The problem – Gather up all lines that carry the word "Expires".
** Begin **
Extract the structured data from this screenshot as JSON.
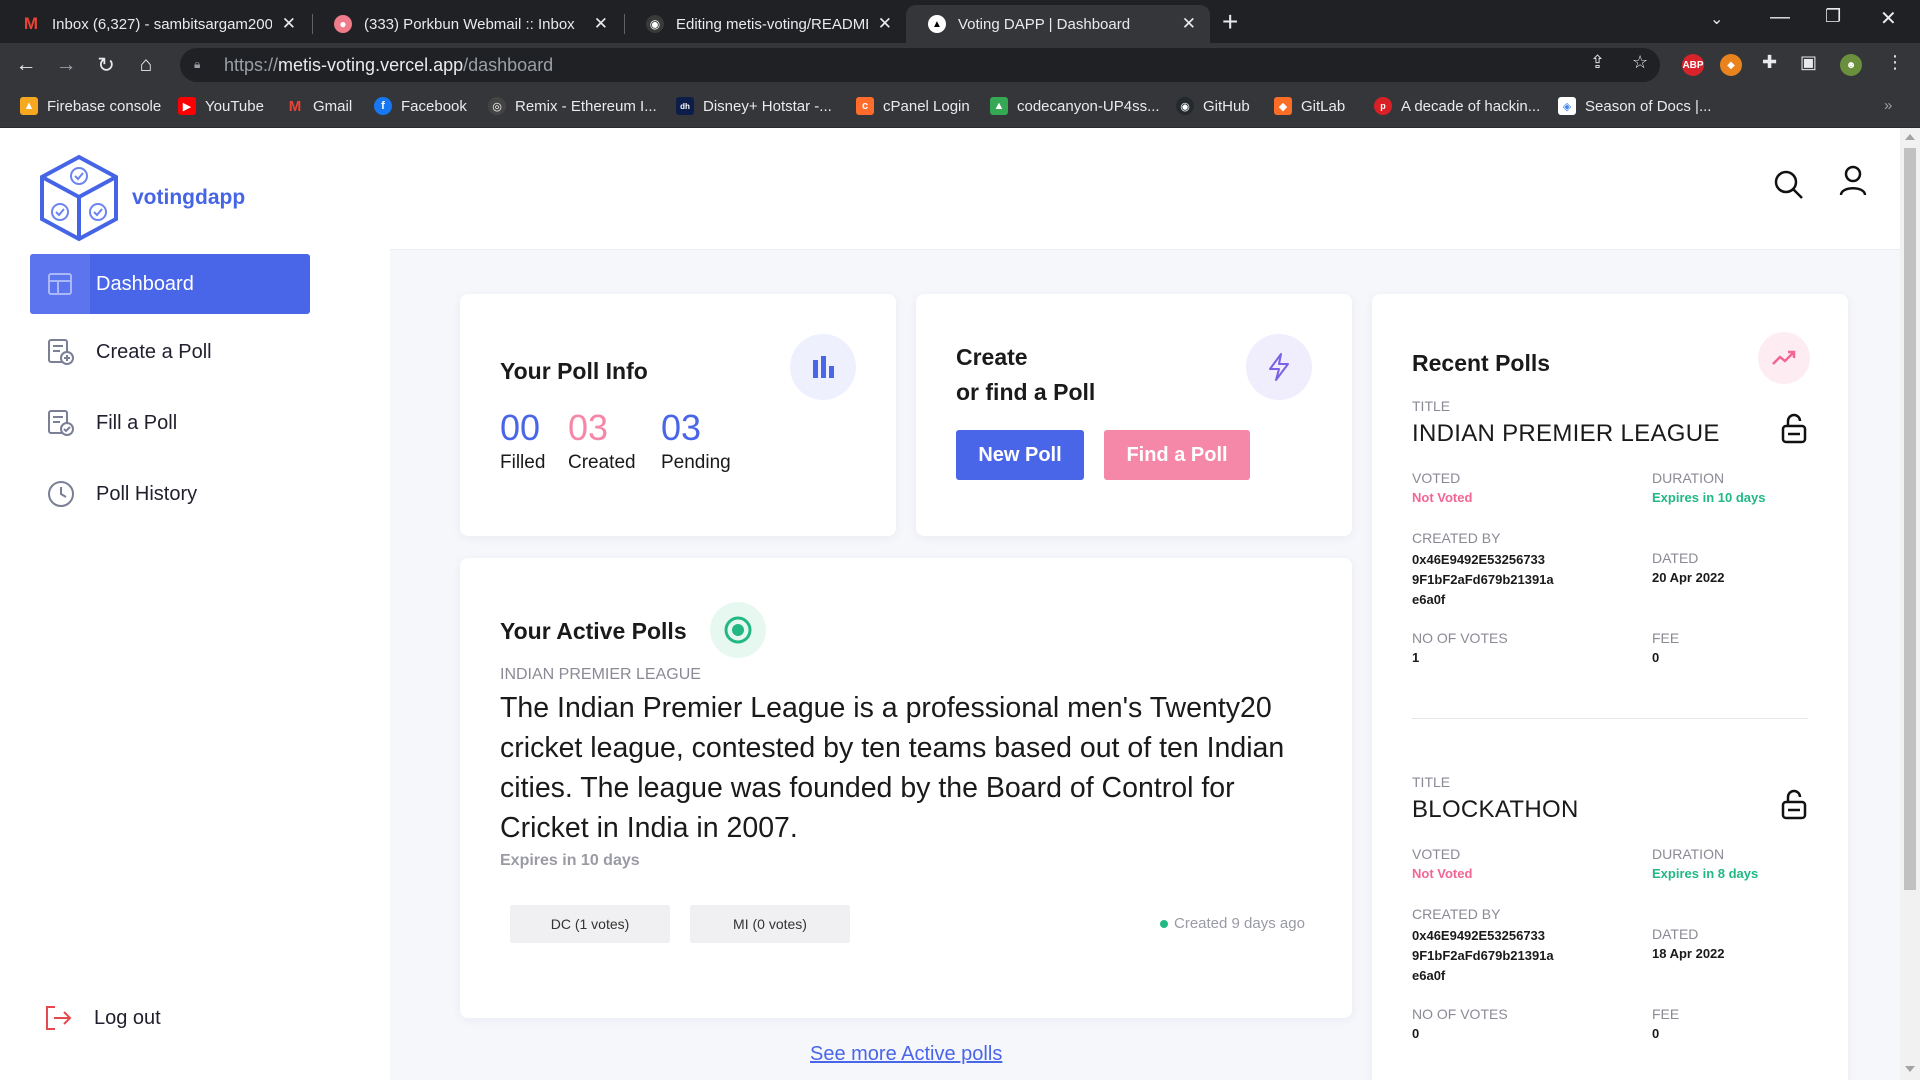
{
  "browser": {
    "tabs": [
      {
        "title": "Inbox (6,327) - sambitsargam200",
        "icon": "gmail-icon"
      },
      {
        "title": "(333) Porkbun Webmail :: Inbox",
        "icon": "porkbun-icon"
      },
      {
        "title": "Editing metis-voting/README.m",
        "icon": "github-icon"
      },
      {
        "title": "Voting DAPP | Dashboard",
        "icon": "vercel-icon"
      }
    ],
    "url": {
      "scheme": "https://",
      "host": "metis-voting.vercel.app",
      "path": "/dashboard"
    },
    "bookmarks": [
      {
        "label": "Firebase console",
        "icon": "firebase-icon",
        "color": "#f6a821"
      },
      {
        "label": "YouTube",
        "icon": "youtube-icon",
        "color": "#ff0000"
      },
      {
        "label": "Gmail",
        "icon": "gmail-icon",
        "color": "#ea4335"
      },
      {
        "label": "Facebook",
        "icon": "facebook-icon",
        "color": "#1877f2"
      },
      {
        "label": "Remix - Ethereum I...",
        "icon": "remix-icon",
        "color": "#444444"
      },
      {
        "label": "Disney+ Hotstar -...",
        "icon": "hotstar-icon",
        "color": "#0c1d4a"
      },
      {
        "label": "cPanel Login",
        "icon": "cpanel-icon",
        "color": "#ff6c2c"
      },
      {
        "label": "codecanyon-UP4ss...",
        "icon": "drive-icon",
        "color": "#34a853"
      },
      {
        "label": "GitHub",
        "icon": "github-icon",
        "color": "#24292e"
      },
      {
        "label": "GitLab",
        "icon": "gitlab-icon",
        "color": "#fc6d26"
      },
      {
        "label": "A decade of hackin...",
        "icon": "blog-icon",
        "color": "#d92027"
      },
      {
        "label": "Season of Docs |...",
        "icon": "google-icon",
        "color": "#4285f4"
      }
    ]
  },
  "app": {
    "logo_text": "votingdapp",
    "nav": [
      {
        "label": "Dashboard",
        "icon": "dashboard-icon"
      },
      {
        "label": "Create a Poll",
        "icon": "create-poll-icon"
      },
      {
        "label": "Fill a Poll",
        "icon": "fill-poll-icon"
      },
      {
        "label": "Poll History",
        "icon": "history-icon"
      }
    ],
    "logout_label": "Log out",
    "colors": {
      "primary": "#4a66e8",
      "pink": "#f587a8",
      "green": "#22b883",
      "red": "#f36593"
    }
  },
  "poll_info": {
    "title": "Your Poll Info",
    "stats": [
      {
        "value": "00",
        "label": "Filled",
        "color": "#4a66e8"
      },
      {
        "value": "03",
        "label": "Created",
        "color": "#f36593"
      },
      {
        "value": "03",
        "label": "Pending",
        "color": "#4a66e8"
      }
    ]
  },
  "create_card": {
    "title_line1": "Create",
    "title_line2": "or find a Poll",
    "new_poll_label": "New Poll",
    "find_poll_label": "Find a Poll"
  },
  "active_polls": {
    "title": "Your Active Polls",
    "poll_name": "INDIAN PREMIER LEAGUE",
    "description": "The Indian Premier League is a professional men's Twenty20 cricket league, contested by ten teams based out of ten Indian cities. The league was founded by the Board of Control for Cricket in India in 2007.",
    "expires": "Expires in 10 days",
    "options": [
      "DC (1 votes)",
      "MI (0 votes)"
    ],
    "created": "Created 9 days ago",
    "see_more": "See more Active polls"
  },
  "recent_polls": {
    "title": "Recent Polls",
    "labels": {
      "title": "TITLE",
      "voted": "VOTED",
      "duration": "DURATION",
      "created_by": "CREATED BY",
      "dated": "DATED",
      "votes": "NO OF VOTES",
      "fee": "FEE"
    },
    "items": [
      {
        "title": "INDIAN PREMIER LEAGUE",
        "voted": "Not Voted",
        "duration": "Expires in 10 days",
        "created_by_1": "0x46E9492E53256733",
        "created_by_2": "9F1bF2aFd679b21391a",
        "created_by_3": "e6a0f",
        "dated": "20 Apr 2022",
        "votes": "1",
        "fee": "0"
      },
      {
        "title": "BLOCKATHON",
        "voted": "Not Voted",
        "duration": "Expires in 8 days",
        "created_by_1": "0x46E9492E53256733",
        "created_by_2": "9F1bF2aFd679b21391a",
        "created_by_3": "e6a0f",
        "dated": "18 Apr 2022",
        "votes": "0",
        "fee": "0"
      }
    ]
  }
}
** End **
** Begin **
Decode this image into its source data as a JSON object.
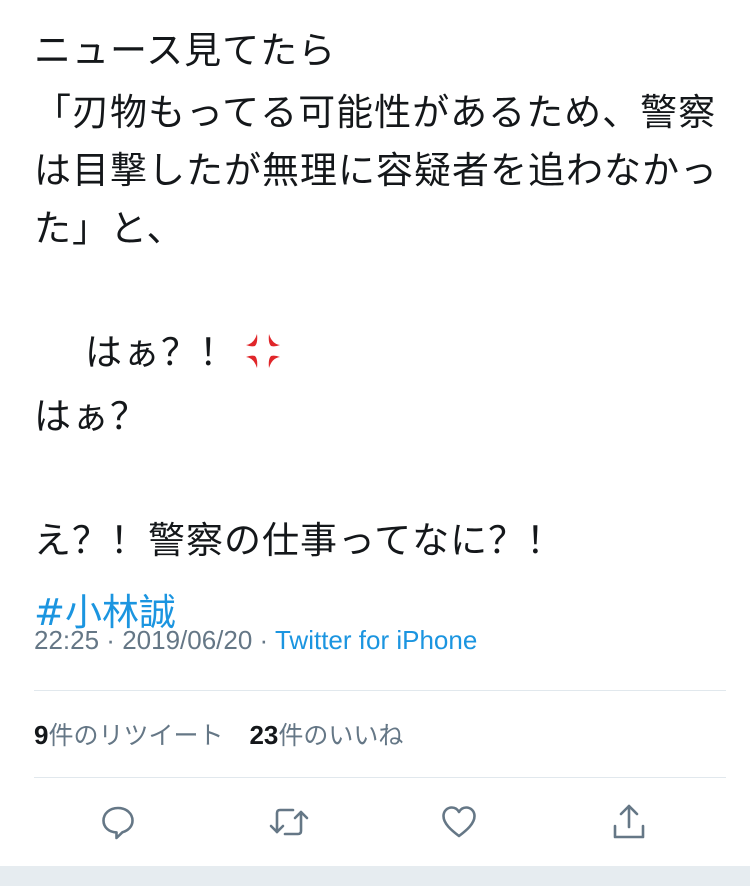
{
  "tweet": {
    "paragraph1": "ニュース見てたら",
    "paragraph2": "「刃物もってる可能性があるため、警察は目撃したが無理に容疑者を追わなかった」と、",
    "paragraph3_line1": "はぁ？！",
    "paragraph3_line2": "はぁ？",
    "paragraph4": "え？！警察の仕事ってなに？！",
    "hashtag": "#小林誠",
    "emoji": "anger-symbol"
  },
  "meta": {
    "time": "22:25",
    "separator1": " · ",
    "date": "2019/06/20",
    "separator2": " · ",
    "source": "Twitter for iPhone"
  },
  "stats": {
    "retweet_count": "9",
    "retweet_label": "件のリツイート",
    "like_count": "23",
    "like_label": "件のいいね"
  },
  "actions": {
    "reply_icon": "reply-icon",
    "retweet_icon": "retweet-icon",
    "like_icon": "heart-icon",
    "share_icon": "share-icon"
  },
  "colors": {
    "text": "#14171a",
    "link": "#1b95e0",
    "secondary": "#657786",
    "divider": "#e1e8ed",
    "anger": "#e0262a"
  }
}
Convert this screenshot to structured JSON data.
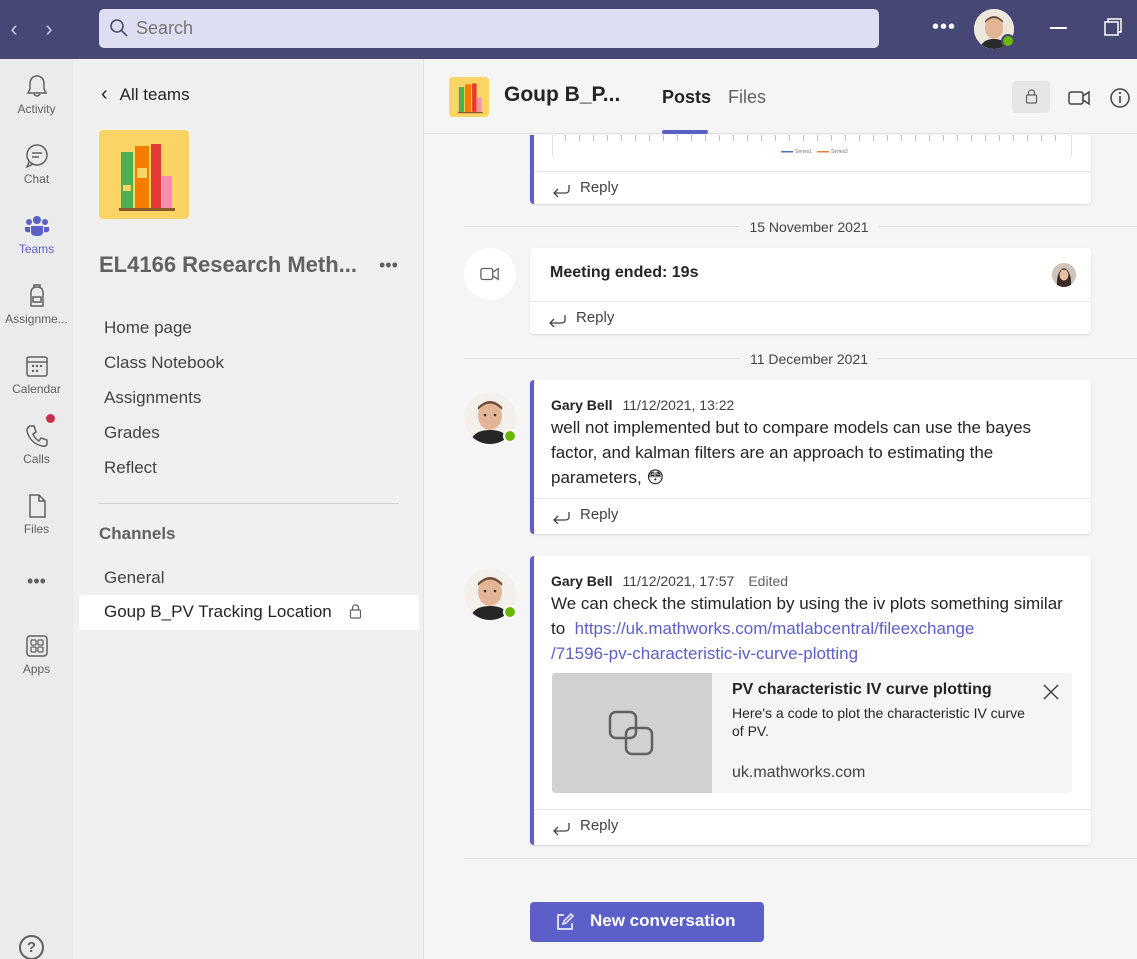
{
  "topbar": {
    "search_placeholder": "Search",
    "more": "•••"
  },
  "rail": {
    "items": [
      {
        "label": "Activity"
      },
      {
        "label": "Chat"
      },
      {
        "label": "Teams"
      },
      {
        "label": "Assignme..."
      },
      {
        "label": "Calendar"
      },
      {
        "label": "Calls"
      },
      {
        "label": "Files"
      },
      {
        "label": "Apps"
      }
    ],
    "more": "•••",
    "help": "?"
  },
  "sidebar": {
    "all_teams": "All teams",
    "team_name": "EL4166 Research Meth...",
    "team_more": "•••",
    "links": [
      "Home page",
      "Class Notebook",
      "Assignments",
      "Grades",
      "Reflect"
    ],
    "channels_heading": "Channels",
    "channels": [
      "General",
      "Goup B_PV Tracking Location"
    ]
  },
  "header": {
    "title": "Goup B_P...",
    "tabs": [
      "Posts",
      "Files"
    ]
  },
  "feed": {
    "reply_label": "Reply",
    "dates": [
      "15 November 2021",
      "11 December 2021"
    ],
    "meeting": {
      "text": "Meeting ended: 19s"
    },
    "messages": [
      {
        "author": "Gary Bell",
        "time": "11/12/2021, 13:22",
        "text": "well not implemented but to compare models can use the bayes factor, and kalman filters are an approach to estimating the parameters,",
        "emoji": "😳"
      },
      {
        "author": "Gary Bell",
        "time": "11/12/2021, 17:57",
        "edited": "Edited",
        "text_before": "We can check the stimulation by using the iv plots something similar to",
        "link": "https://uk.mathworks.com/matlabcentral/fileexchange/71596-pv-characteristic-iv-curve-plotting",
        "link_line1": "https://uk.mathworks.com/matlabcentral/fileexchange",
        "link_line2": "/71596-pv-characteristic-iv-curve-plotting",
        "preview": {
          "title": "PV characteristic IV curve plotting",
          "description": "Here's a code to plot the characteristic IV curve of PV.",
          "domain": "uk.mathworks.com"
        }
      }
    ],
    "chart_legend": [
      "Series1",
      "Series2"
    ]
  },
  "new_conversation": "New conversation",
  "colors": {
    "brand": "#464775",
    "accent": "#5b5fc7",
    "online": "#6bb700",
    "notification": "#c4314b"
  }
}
** End **
Task solution –
    "expires": "Expires in 10 days",
        "duration": "Expires in 10 days",
        "duration": "Expires in 8 days",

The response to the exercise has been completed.